▶ Description of the task
Decide whether each statement agrees with the pull request thread on device ordering. Answer yes or no, and quote the deciding words from the thread.
1. The default cost of all_to_all is lower than the default cost of all_gather.
2. Device ordering is already supported for DCP.
3. When no device order is specified, redistribute uses the new algorithm.

▶ Document text
Support of device ordering #95

zpcore · 2025-08-13T22:35:57Z

Based on pytorch/pytorch#160266. Now the llama3 run can pass.

I rewrite the redistribute algorithm to support ordered device mesh. Now the sharding transformation is much more clear than before. It uses the Dijkstra's algorithm to find the path with the minimal cost based on the following parameter:

        all_reduce_cost: int = 4,
        all_to_all_cost: int = 1,
        all_gather_cost: int = 2,
        chunk_cost: int = 0,

To make it more precision, we can turn those cost into functions based on the tensor shape.

Currently redistribute use the original solution if no device order is specified. We can enable the new algorithm for all cases by setting use_greedy_transform = False in _gen_transform_infos_non_cached function.

Note that device ordering DCP is not supported yet.

wconstab · 2025-08-13T23:00:56Z

autoparallel/redistribute_tensor.py

+        and device order without collective ops.
+
+        Example:
+            S(0)RR with device order [0, 1, 2] can be permuted to [0, 2, 1].


i'm confused about a couple of things

device order doesn't really matter for replicas right? so this permutation seems like it should be a no-op

explain the syntax below? S(a)[x,y] means what, Shard(dim=a)? what is the [x, y] part, just device -order of the replicas?

device order doesn't really matter for replicas right? so this permutation seems like it should be a no-op

Yes, by shuffling the ordering in RRR, we can build the path between src and dest specs under different device ordering. For example, to convert placement S(0)S(0)S(0) order: [0,1,2] to placement RS(0)S(0) order: [2,0,1], (note the device dim for S(0)S(0)S(0) or RS(0)S(0) is always [0,1,2], regardless of device order) it will go through the following path:

Step Placements Device Order

0 S(0)S(0)S(0) [0,1,2]

1 S(0)S(0)R [0,1,2]

2 S(0)RR [0,1,2]

3 RRR [0,1,2]

4 RRR [2,0,1] (no-op)

5 RS(0)R [2,0,1]

6 RS(0)S(0) [2,0,1]

Sometime it doesn't need to convert all placement to RRR, but the algorithm think this is the best path in this case.

▶ Recorded data

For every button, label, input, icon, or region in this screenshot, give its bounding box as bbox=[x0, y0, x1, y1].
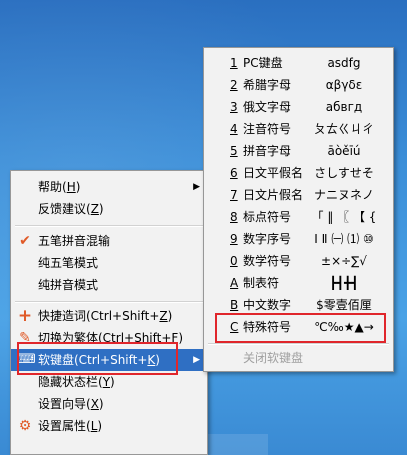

▶ Solution for this exercise
1. Yes: "all_to_all_cost: int = 1" and "all_gather_cost: int = 2"
2. No: "Note that device ordering DCP is not supported yet."
3. No: "Currently redistribute use the original solution if no device order is specified."